Reproduce every entry exactly.

★ ★ ★

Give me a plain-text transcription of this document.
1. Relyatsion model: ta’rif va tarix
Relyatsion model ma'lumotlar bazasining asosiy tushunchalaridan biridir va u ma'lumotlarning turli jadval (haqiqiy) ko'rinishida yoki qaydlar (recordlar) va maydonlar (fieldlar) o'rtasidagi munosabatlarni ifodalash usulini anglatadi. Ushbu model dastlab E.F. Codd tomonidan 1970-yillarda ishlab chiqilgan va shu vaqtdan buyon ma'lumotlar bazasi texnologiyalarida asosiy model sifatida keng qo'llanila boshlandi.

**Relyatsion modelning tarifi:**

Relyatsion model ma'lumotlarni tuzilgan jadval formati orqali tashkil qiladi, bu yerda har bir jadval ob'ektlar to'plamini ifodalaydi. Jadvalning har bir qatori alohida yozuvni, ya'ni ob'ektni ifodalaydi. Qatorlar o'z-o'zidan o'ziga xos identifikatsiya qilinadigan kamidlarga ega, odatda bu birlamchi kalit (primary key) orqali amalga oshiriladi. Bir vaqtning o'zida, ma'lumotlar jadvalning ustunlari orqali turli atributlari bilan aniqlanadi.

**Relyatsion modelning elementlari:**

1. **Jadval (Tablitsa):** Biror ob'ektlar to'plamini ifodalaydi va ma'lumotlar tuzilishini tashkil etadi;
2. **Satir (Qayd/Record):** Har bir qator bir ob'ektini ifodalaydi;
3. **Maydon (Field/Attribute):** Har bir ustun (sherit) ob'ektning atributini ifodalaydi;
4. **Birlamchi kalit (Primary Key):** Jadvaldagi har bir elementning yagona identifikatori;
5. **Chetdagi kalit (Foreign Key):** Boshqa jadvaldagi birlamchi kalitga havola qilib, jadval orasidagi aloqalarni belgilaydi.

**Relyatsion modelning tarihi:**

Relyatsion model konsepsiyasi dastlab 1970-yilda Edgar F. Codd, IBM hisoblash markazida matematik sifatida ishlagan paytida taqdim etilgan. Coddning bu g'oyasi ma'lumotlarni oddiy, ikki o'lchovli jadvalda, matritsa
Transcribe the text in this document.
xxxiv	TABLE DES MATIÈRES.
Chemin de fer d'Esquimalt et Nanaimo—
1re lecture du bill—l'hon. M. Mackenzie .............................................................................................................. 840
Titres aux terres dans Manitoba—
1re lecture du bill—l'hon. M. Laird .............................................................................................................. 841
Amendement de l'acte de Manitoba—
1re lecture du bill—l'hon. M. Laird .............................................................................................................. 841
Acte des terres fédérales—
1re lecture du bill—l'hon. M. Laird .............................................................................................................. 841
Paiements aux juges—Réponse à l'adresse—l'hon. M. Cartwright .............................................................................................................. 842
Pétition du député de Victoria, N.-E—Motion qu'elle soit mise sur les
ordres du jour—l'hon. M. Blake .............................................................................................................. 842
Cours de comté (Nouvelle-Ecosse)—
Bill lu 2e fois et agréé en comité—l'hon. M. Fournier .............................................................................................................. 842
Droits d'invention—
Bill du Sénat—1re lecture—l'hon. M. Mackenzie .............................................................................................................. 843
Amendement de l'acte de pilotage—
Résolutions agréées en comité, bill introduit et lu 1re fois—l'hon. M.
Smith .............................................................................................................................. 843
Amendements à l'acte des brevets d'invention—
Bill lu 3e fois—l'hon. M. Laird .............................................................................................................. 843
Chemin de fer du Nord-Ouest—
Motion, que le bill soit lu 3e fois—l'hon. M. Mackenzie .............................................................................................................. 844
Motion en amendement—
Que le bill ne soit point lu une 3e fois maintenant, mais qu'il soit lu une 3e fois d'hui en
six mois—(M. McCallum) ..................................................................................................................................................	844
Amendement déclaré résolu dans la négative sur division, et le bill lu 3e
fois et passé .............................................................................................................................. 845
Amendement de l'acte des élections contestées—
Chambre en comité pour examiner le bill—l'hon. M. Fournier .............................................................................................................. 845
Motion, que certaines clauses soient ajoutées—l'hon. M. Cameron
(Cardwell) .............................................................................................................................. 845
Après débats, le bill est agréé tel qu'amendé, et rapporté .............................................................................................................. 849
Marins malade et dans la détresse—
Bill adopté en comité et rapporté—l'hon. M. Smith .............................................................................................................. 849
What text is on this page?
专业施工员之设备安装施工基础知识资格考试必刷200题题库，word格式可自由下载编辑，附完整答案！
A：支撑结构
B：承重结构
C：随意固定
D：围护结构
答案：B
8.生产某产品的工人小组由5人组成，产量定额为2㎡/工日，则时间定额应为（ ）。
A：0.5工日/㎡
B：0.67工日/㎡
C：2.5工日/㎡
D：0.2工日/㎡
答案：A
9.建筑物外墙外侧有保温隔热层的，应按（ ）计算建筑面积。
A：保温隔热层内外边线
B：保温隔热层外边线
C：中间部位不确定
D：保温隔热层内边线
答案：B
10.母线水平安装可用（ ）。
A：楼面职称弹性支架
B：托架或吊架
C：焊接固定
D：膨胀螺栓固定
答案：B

★ ★ ★

* The result
Give me a plain-text transcription of this document.
1. Relyatsion model: ta’rif va tarix
Relyatsion model ma'lumotlar bazasining asosiy tushunchalaridan biridir va u ma'lumotlarning turli jadval (haqiqiy) ko'rinishida yoki qaydlar (recordlar) va maydonlar (fieldlar) o'rtasidagi munosabatlarni ifodalash usulini anglatadi. Ushbu model dastlab E.F. Codd tomonidan 1970-yillarda ishlab chiqilgan va shu vaqtdan buyon ma'lumotlar bazasi texnologiyalarida asosiy model sifatida keng qo'llanila boshlandi.

**Relyatsion modelning tarifi:**

Relyatsion model ma'lumotlarni tuzilgan jadval formati orqali tashkil qiladi, bu yerda har bir jadval ob'ektlar to'plamini ifodalaydi. Jadvalning har bir qatori alohida yozuvni, ya'ni ob'ektni ifodalaydi. Qatorlar o'z-o'zidan o'ziga xos identifikatsiya qilinadigan kamidlarga ega, odatda bu birlamchi kalit (primary key) orqali amalga oshiriladi. Bir vaqtning o'zida, ma'lumotlar jadvalning ustunlari orqali turli atributlari bilan aniqlanadi.

**Relyatsion modelning elementlari:**

1. **Jadval (Tablitsa):** Biror ob'ektlar to'plamini ifodalaydi va ma'lumotlar tuzilishini tashkil etadi;
2. **Satir (Qayd/Record):** Har bir qator bir ob'ektini ifodalaydi;
3. **Maydon (Field/Attribute):** Har bir ustun (sherit) ob'ektning atributini ifodalaydi;
4. **Birlamchi kalit (Primary Key):** Jadvaldagi har bir elementning yagona identifikatori;
5. **Chetdagi kalit (Foreign Key):** Boshqa jadvaldagi birlamchi kalitga havola qilib, jadval orasidagi aloqalarni belgilaydi.

**Relyatsion modelning tarihi:**

Relyatsion model konsepsiyasi dastlab 1970-yilda Edgar F. Codd, IBM hisoblash markazida matematik sifatida ishlagan paytida taqdim etilgan. Coddning bu g'oyasi ma'lumotlarni oddiy, ikki o'lchovli jadvalda, matritsa
Transcribe the text in this document.
xxxiv	TABLE DES MATIÈRES.
Chemin de fer d'Esquimalt et Nanaimo—
1re lecture du bill—l'hon. M. Mackenzie .............................................................................................................. 840
Titres aux terres dans Manitoba—
1re lecture du bill—l'hon. M. Laird .............................................................................................................. 841
Amendement de l'acte de Manitoba—
1re lecture du bill—l'hon. M. Laird .............................................................................................................. 841
Acte des terres fédérales—
1re lecture du bill—l'hon. M. Laird .............................................................................................................. 841
Paiements aux juges—Réponse à l'adresse—l'hon. M. Cartwright .............................................................................................................. 842
Pétition du député de Victoria, N.-E—Motion qu'elle soit mise sur les
ordres du jour—l'hon. M. Blake .............................................................................................................. 842
Cours de comté (Nouvelle-Ecosse)—
Bill lu 2e fois et agréé en comité—l'hon. M. Fournier .............................................................................................................. 842
Droits d'invention—
Bill du Sénat—1re lecture—l'hon. M. Mackenzie .............................................................................................................. 843
Amendement de l'acte de pilotage—
Résolutions agréées en comité, bill introduit et lu 1re fois—l'hon. M.
Smith .............................................................................................................................. 843
Amendements à l'acte des brevets d'invention—
Bill lu 3e fois—l'hon. M. Laird .............................................................................................................. 843
Chemin de fer du Nord-Ouest—
Motion, que le bill soit lu 3e fois—l'hon. M. Mackenzie .............................................................................................................. 844
Motion en amendement—
Que le bill ne soit point lu une 3e fois maintenant, mais qu'il soit lu une 3e fois d'hui en
six mois—(M. McCallum) ..................................................................................................................................................	844
Amendement déclaré résolu dans la négative sur division, et le bill lu 3e
fois et passé .............................................................................................................................. 845
Amendement de l'acte des élections contestées—
Chambre en comité pour examiner le bill—l'hon. M. Fournier .............................................................................................................. 845
Motion, que certaines clauses soient ajoutées—l'hon. M. Cameron
(Cardwell) .............................................................................................................................. 845
Après débats, le bill est agréé tel qu'amendé, et rapporté .............................................................................................................. 849
Marins malade et dans la détresse—
Bill adopté en comité et rapporté—l'hon. M. Smith .............................................................................................................. 849
What text is on this page?
专业施工员之设备安装施工基础知识资格考试必刷200题题库，word格式可自由下载编辑，附完整答案！
A：支撑结构
B：承重结构
C：随意固定
D：围护结构
答案：B
8.生产某产品的工人小组由5人组成，产量定额为2㎡/工日，则时间定额应为（ ）。
A：0.5工日/㎡
B：0.67工日/㎡
C：2.5工日/㎡
D：0.2工日/㎡
答案：A
9.建筑物外墙外侧有保温隔热层的，应按（ ）计算建筑面积。
A：保温隔热层内外边线
B：保温隔热层外边线
C：中间部位不确定
D：保温隔热层内边线
答案：B
10.母线水平安装可用（ ）。
A：楼面职称弹性支架
B：托架或吊架
C：焊接固定
D：膨胀螺栓固定
答案：B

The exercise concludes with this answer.